[Исходный отрывок]:
Разумеется, Вильгельм заговорил об ужасной смерти государя, о причинах, вынудивших графа уйти в отставку, о том, как он сожалеет, что «племянник хотел стоять на месте, а не пошел вперед в своих реформах и не создал народного представительства». Такое лицемерие возмутило Михаила Тариеловича, напомнившего собеседнику об указанном письме. Император вскочил, изменился в лице, вначале не мог ничего сказать, а затем произнес: «Как! он вам дал это письмо!!»550





Эти пассажи нередко сменялись приятными впечатлениями. Особую радость доставляло посещение людей близких, испытанных временем. А.Ф. Кони вспоминал, что Лорис-Меликов «отводил душу» с наезжавшим из Петербурга «преданным другом семьи — Эзовым». Это был действительный статский советник Герасим Артемиевич Эзов — в 1879 г. управляющий 2-м отделом Департамента духовных дел иностранных исповеданий Министерства внутренних дел551. Может быть, в то время они и познакомились?

Конечно, с нетерпением ожидались вести с родины. В Баден-Бадене в мае 1882 г. граф получил письмо из Петербурга — оценивалось впечатление, произведенное его телеграммой по случаю юбилея С.П. Боткина, зачитанной во время торжественного обеда: всеобщее оживление, «громкие крики», выразительные реплики, вспомнили о когда-то влиятельном человеке! Михаил Тариелович воспринял происшедшее без воодушевления. «Все это весьма прискорбно, — писал он, — и не радует меня. Настроение это рекомендует то раздражение, а вместе с этим гнетущее состояние общества, когда оно готово заявлять и радость, и протест при всяком даже маловажном случае. Трудно сказать, какими последствиями обозначится, в конце концов, это настроение, но если можно судить по примерам истории, то нельзя ожидать добрых и бескровных результатов. Стыдно и печально»552.

Вести с родины все больше удручали Лорис-Меликова, возмущавшегося, например, действиями «охранителей», раскрывавших и прочитывавших переписку, надеясь таким образом выявить, опорочить и подвергнуть гонениям прогрессивно настроенных людей, создать «политический вопрос». «Жалкая и бездарная игра», — с негодованием писал он. Происходящее закономерно: закончилась либеральная эпоха, когда Победоносцев и Катков не имели достаточной поддержки властей.

[Данные для понимания документов]:
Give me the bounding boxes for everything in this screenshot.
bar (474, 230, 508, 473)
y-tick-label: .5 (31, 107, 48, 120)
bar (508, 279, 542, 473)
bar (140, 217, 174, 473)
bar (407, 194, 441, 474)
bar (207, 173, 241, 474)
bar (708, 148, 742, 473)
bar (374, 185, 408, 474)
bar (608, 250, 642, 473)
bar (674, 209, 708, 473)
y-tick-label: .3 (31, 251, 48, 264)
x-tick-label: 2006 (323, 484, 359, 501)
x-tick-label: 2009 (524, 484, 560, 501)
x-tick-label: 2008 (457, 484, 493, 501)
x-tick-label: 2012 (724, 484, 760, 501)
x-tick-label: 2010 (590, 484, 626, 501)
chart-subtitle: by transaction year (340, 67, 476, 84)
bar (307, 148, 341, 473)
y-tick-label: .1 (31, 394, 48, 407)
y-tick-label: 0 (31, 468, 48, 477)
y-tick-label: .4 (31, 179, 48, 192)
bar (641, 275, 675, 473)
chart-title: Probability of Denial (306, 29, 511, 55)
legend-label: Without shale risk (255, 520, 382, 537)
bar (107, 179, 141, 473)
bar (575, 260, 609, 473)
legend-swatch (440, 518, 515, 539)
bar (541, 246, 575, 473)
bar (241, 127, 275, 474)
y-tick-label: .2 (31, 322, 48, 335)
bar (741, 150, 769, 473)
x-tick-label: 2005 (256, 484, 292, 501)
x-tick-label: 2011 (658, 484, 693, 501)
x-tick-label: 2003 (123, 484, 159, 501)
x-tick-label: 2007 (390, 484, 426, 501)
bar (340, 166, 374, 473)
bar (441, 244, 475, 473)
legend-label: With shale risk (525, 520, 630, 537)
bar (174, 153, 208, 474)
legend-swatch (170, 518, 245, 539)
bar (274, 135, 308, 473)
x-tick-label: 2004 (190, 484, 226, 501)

[Задание]: Воспроизведите без изменений часть отрывка о Лорис-Меликове, начиная со слов «Вести с родины все» и заканчивая словами «достаточной поддержки властей.».

[Ответ]:
Вести с родины все больше удручали Лорис-Меликова, возмущавшегося, например, действиями «охранителей», раскрывавших и прочитывавших переписку, надеясь таким образом выявить, опорочить и подвергнуть гонениям прогрессивно настроенных людей, создать «политический вопрос». «Жалкая и бездарная игра», — с негодованием писал он. Происходящее закономерно: закончилась либеральная эпоха, когда Победоносцев и Катков не имели достаточной поддержки властей.